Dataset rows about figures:

════════

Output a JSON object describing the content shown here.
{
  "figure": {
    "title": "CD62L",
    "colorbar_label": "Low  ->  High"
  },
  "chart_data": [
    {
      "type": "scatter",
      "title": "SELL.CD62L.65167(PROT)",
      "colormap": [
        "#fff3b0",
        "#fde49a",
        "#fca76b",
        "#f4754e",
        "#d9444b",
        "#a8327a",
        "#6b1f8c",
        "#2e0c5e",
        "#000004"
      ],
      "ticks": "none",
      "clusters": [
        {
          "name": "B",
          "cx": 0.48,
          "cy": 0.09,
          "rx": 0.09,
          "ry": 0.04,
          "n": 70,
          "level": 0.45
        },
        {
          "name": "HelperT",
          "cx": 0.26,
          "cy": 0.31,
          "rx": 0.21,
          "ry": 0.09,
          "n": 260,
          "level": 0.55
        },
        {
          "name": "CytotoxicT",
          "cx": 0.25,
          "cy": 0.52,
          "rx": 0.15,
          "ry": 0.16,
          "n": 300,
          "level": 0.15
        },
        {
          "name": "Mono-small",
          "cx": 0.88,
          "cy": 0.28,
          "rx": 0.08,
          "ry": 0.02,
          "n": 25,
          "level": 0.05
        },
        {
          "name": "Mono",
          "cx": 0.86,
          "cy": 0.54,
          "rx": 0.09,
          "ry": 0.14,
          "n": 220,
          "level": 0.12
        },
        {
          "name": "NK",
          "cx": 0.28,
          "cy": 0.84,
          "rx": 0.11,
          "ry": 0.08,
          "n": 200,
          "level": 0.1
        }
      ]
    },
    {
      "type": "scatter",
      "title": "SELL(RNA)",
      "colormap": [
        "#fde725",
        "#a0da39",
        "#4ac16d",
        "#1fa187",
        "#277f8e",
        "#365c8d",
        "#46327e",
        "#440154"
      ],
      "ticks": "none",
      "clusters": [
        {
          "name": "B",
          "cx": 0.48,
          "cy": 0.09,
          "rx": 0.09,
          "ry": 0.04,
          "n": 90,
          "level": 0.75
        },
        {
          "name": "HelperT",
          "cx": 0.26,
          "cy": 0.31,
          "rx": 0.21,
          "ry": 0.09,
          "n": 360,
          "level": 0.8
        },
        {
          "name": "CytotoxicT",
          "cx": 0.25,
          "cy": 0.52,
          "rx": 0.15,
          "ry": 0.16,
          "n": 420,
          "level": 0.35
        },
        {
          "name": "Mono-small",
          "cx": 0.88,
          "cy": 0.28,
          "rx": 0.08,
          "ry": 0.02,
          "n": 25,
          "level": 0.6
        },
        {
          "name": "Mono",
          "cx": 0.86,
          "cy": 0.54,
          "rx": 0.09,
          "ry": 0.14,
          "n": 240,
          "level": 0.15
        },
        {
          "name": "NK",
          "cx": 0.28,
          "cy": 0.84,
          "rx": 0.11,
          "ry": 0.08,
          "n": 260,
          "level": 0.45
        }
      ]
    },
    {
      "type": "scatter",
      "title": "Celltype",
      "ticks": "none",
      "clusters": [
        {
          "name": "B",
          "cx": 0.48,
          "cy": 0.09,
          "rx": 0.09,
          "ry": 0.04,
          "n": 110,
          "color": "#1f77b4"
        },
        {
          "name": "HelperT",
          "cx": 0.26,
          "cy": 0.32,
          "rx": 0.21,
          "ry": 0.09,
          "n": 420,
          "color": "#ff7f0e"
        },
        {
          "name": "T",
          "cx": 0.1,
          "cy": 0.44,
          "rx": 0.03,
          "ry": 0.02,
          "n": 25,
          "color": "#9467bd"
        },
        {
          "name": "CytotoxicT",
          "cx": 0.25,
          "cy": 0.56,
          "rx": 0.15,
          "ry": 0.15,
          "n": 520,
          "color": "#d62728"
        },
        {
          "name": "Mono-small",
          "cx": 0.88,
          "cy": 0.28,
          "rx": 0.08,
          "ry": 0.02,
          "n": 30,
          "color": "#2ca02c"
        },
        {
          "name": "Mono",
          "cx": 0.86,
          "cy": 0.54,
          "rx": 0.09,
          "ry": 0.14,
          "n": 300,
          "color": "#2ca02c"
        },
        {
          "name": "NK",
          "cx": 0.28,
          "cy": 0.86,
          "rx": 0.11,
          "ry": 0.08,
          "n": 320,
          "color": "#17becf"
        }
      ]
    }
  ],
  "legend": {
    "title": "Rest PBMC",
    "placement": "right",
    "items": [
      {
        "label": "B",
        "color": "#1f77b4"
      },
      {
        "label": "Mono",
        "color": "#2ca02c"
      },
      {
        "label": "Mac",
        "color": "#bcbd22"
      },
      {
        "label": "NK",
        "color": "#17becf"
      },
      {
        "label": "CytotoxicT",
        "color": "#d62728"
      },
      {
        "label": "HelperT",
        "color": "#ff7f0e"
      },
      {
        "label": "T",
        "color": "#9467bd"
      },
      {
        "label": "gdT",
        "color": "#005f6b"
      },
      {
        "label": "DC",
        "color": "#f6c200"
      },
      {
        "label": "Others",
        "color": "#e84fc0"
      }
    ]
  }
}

════════

Identify and copy the lines holding the word "level".

TASK ANSWER:
          "level": 0.45
          "level": 0.55
          "level": 0.15
          "level": 0.05
          "level": 0.12
          "level": 0.1
          "level": 0.75
          "level": 0.8
          "level": 0.35
          "level": 0.6
          "level": 0.15
          "level": 0.45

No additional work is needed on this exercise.